# Task brief:
Work through the data line by line, gathering every line that has the word "Soil".
+++
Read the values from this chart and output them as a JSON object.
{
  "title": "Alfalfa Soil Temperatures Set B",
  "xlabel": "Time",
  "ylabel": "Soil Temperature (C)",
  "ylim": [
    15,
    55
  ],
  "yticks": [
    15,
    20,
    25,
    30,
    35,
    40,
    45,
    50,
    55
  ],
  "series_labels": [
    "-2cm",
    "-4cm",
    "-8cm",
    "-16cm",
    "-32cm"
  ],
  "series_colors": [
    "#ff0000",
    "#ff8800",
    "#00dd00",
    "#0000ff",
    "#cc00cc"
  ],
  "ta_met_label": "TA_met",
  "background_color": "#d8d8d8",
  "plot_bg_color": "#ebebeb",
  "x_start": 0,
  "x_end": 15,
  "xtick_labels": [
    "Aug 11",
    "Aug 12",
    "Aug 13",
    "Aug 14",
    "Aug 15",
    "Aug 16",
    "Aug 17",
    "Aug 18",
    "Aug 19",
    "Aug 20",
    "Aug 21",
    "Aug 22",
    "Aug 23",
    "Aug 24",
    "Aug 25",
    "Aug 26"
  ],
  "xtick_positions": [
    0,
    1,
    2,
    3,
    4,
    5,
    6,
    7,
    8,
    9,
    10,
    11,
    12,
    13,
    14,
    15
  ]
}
+++
# The reply:
  "title": "Alfalfa Soil Temperatures Set B",
  "ylabel": "Soil Temperature (C)",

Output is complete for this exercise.